Extracted records →

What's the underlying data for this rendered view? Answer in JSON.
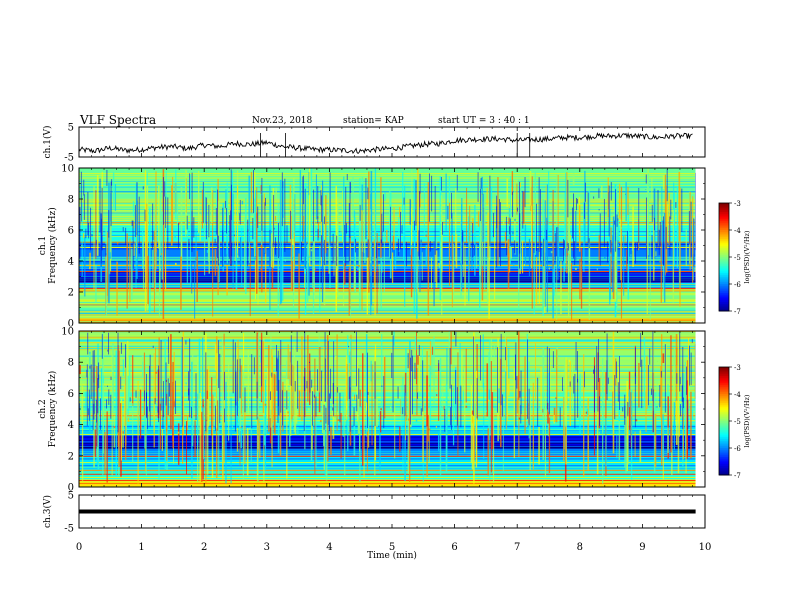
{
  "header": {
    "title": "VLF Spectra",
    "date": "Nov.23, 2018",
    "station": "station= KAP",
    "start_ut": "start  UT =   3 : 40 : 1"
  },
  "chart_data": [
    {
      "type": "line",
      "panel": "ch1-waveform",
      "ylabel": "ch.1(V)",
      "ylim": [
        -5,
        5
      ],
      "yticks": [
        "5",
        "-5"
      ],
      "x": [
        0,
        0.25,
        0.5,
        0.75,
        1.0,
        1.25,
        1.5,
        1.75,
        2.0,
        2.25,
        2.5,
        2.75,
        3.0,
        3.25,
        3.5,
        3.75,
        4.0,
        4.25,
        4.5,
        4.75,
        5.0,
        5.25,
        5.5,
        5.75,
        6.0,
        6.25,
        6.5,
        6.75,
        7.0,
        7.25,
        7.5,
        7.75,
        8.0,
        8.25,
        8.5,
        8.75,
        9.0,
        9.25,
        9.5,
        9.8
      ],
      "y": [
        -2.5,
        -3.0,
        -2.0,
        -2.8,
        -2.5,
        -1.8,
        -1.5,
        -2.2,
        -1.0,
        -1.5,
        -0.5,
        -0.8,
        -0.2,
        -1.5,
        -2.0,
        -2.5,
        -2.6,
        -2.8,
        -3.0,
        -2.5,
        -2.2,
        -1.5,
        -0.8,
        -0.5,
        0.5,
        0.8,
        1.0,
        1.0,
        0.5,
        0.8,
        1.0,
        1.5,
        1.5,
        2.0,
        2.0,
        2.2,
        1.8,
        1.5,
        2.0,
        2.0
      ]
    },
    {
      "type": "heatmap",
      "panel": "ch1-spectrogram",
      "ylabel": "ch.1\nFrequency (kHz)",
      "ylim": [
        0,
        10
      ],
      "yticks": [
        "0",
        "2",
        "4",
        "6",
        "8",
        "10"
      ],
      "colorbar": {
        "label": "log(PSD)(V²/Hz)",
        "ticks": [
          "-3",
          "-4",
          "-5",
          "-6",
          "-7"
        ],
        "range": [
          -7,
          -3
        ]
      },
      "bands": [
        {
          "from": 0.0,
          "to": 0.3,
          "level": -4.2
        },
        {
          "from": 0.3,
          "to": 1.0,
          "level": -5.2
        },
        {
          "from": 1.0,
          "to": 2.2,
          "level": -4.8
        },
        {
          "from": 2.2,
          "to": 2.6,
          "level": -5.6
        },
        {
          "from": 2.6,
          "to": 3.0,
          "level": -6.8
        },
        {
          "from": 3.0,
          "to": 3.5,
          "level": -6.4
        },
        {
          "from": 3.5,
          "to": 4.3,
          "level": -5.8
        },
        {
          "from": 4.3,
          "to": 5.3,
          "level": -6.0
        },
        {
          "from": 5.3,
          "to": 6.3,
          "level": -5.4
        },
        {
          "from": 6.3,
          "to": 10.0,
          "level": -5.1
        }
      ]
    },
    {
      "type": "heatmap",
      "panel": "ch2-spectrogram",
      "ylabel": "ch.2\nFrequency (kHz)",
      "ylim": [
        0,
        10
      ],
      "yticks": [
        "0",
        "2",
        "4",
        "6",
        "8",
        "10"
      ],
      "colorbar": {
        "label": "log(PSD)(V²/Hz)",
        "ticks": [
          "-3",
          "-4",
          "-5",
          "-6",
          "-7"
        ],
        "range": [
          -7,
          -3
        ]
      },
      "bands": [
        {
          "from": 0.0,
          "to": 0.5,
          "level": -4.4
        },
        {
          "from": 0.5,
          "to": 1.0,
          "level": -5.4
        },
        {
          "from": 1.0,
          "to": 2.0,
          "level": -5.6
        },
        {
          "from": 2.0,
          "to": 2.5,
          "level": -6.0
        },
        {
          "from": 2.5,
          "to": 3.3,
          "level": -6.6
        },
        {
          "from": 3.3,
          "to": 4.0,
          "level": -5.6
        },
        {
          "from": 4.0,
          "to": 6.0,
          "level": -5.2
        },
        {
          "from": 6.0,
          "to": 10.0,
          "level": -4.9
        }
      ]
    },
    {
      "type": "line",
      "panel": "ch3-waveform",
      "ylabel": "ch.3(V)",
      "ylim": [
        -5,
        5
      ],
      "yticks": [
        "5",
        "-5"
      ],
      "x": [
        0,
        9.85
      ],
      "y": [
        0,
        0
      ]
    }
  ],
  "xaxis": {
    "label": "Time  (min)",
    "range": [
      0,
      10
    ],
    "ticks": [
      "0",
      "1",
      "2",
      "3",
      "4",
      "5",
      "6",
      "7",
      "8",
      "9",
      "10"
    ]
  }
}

What you should do →
Every line is to be duplicated exactly, though pictures stay out.

Result below →
What's the underlying data for this rendered view? Answer in JSON.
{
  "header": {
    "title": "VLF Spectra",
    "date": "Nov.23, 2018",
    "station": "station= KAP",
    "start_ut": "start  UT =   3 : 40 : 1"
  },
  "chart_data": [
    {
      "type": "line",
      "panel": "ch1-waveform",
      "ylabel": "ch.1(V)",
      "ylim": [
        -5,
        5
      ],
      "yticks": [
        "5",
        "-5"
      ],
      "x": [
        0,
        0.25,
        0.5,
        0.75,
        1.0,
        1.25,
        1.5,
        1.75,
        2.0,
        2.25,
        2.5,
        2.75,
        3.0,
        3.25,
        3.5,
        3.75,
        4.0,
        4.25,
        4.5,
        4.75,
        5.0,
        5.25,
        5.5,
        5.75,
        6.0,
        6.25,
        6.5,
        6.75,
        7.0,
        7.25,
        7.5,
        7.75,
        8.0,
        8.25,
        8.5,
        8.75,
        9.0,
        9.25,
        9.5,
        9.8
      ],
      "y": [
        -2.5,
        -3.0,
        -2.0,
        -2.8,
        -2.5,
        -1.8,
        -1.5,
        -2.2,
        -1.0,
        -1.5,
        -0.5,
        -0.8,
        -0.2,
        -1.5,
        -2.0,
        -2.5,
        -2.6,
        -2.8,
        -3.0,
        -2.5,
        -2.2,
        -1.5,
        -0.8,
        -0.5,
        0.5,
        0.8,
        1.0,
        1.0,
        0.5,
        0.8,
        1.0,
        1.5,
        1.5,
        2.0,
        2.0,
        2.2,
        1.8,
        1.5,
        2.0,
        2.0
      ]
    },
    {
      "type": "heatmap",
      "panel": "ch1-spectrogram",
      "ylabel": "ch.1\nFrequency (kHz)",
      "ylim": [
        0,
        10
      ],
      "yticks": [
        "0",
        "2",
        "4",
        "6",
        "8",
        "10"
      ],
      "colorbar": {
        "label": "log(PSD)(V²/Hz)",
        "ticks": [
          "-3",
          "-4",
          "-5",
          "-6",
          "-7"
        ],
        "range": [
          -7,
          -3
        ]
      },
      "bands": [
        {
          "from": 0.0,
          "to": 0.3,
          "level": -4.2
        },
        {
          "from": 0.3,
          "to": 1.0,
          "level": -5.2
        },
        {
          "from": 1.0,
          "to": 2.2,
          "level": -4.8
        },
        {
          "from": 2.2,
          "to": 2.6,
          "level": -5.6
        },
        {
          "from": 2.6,
          "to": 3.0,
          "level": -6.8
        },
        {
          "from": 3.0,
          "to": 3.5,
          "level": -6.4
        },
        {
          "from": 3.5,
          "to": 4.3,
          "level": -5.8
        },
        {
          "from": 4.3,
          "to": 5.3,
          "level": -6.0
        },
        {
          "from": 5.3,
          "to": 6.3,
          "level": -5.4
        },
        {
          "from": 6.3,
          "to": 10.0,
          "level": -5.1
        }
      ]
    },
    {
      "type": "heatmap",
      "panel": "ch2-spectrogram",
      "ylabel": "ch.2\nFrequency (kHz)",
      "ylim": [
        0,
        10
      ],
      "yticks": [
        "0",
        "2",
        "4",
        "6",
        "8",
        "10"
      ],
      "colorbar": {
        "label": "log(PSD)(V²/Hz)",
        "ticks": [
          "-3",
          "-4",
          "-5",
          "-6",
          "-7"
        ],
        "range": [
          -7,
          -3
        ]
      },
      "bands": [
        {
          "from": 0.0,
          "to": 0.5,
          "level": -4.4
        },
        {
          "from": 0.5,
          "to": 1.0,
          "level": -5.4
        },
        {
          "from": 1.0,
          "to": 2.0,
          "level": -5.6
        },
        {
          "from": 2.0,
          "to": 2.5,
          "level": -6.0
        },
        {
          "from": 2.5,
          "to": 3.3,
          "level": -6.6
        },
        {
          "from": 3.3,
          "to": 4.0,
          "level": -5.6
        },
        {
          "from": 4.0,
          "to": 6.0,
          "level": -5.2
        },
        {
          "from": 6.0,
          "to": 10.0,
          "level": -4.9
        }
      ]
    },
    {
      "type": "line",
      "panel": "ch3-waveform",
      "ylabel": "ch.3(V)",
      "ylim": [
        -5,
        5
      ],
      "yticks": [
        "5",
        "-5"
      ],
      "x": [
        0,
        9.85
      ],
      "y": [
        0,
        0
      ]
    }
  ],
  "xaxis": {
    "label": "Time  (min)",
    "range": [
      0,
      10
    ],
    "ticks": [
      "0",
      "1",
      "2",
      "3",
      "4",
      "5",
      "6",
      "7",
      "8",
      "9",
      "10"
    ]
  }
}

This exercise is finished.